After half
an hour of trying to divide the Northern Line into 3 reasonably equal,
digestible chunks, which didn’t involve passing through a station I’d already
visited while doing this line, it struck me that this might be a suitable task
to test Mensa applicants with. Then I remembered that I am actually a member of
Mensa already, so I stopped whinging and got on with it.
The problems were really caused by the line having two northern arms,
and a loop through central London. Loops cause problems. With arms it’s
relatively simple, work your way to the end of the arm and then walk to the
nearest convenient other end of an arm. Which is why I decided to begin at Mill
Hill East, and hike from there to Edgware. Now, that’s by far the longest hike
so far on any trip, but it greatly simplified the task ahead of me. From
Edgware I could work my way to Chalk Farm, a mere step of about half an hour,
and then finish off by working my way around the loop to finish at Waterloo.
This promised to be the longest day of any of my trips, with 13 stations,
interspersed with 2 hours of walking. It would require a very early start, but,
if I could do it, then I would avoid crossing my own Northern Line tracks, as
per the rash rule I made at the start.

> _PROBLEM DETAILS_: Please list every station mentioned by name in the Northern Line passage, in the order they first appear.

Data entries
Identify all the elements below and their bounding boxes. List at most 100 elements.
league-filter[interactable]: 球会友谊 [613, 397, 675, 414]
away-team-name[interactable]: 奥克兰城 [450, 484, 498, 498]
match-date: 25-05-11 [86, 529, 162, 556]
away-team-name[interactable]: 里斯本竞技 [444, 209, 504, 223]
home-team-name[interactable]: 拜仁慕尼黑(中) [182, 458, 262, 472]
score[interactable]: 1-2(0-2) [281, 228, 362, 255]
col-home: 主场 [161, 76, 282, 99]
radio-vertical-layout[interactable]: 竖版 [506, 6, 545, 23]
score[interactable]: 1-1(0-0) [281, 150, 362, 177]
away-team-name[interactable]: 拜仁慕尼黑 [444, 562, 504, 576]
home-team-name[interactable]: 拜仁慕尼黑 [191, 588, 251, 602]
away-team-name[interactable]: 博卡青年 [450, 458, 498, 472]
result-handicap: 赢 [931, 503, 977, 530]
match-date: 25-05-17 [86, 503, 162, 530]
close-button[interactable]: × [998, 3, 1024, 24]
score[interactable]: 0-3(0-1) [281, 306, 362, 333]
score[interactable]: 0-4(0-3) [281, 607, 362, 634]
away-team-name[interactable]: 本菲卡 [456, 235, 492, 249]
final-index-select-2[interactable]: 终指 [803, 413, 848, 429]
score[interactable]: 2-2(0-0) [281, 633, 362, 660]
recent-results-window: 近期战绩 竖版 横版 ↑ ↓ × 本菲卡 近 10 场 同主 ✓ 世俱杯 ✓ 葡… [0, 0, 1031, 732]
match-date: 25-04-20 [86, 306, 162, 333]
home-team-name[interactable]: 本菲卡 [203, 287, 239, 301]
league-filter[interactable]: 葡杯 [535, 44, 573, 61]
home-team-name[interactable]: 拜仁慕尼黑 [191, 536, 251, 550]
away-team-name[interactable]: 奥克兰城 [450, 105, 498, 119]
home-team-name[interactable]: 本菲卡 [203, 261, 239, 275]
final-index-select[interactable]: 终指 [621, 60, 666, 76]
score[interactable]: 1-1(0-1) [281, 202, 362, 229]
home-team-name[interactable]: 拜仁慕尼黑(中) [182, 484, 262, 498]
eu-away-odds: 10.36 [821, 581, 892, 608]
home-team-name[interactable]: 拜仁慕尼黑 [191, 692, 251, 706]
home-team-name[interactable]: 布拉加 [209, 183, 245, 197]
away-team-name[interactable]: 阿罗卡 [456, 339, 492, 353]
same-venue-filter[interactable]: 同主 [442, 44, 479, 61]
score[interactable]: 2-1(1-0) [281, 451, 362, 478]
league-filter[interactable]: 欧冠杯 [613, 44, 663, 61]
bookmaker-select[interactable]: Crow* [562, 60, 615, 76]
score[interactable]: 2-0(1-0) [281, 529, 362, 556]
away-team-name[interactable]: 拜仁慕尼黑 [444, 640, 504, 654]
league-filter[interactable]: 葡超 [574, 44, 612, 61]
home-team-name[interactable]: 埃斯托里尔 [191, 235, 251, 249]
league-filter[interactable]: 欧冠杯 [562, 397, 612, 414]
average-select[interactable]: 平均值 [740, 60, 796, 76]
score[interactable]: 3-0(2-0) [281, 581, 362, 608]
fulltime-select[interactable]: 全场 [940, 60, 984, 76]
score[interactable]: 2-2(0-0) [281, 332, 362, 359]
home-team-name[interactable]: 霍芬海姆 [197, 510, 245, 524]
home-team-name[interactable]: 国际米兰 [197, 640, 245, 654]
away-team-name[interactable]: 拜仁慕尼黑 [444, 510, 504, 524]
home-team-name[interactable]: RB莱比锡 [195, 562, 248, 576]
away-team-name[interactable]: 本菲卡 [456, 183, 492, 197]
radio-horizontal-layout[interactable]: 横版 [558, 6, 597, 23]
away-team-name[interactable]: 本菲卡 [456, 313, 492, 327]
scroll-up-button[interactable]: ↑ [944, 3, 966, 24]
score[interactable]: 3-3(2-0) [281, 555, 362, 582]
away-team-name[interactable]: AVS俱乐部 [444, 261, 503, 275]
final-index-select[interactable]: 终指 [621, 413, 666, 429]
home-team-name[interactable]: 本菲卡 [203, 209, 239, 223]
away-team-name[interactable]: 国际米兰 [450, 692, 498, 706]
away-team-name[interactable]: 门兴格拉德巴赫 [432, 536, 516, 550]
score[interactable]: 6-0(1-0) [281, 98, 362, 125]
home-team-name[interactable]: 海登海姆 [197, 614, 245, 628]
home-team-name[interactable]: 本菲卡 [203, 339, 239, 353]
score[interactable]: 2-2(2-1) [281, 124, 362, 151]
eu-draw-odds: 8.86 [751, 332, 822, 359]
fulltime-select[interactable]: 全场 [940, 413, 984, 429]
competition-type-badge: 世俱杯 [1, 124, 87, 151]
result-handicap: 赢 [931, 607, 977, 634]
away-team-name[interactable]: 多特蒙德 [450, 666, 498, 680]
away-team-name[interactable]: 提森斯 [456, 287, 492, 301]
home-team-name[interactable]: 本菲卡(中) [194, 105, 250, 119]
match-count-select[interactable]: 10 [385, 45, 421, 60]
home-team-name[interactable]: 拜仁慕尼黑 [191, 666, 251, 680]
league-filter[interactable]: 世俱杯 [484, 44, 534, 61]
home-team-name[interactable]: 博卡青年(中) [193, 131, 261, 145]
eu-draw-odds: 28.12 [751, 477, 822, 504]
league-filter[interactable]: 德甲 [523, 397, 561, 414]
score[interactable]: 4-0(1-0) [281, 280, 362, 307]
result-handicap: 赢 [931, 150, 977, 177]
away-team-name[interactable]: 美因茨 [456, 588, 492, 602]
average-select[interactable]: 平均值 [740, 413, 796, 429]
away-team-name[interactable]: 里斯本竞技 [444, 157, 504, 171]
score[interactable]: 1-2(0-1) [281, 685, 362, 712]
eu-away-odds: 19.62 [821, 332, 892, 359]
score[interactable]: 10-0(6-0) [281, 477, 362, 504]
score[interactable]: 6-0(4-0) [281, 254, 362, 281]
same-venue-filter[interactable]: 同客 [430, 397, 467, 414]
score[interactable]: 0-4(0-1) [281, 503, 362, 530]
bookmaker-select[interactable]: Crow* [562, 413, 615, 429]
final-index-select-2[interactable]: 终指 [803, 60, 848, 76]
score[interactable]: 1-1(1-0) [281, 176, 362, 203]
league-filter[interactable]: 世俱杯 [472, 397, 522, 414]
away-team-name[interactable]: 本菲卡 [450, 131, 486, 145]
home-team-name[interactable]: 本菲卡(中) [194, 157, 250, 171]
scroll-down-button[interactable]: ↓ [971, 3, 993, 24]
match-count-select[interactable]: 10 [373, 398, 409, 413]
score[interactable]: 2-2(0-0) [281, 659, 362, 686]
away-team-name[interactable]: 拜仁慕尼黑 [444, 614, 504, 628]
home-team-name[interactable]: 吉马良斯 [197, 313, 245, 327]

> _RESULT_: Mill Hill East, Edgware, Chalk Farm, Waterloo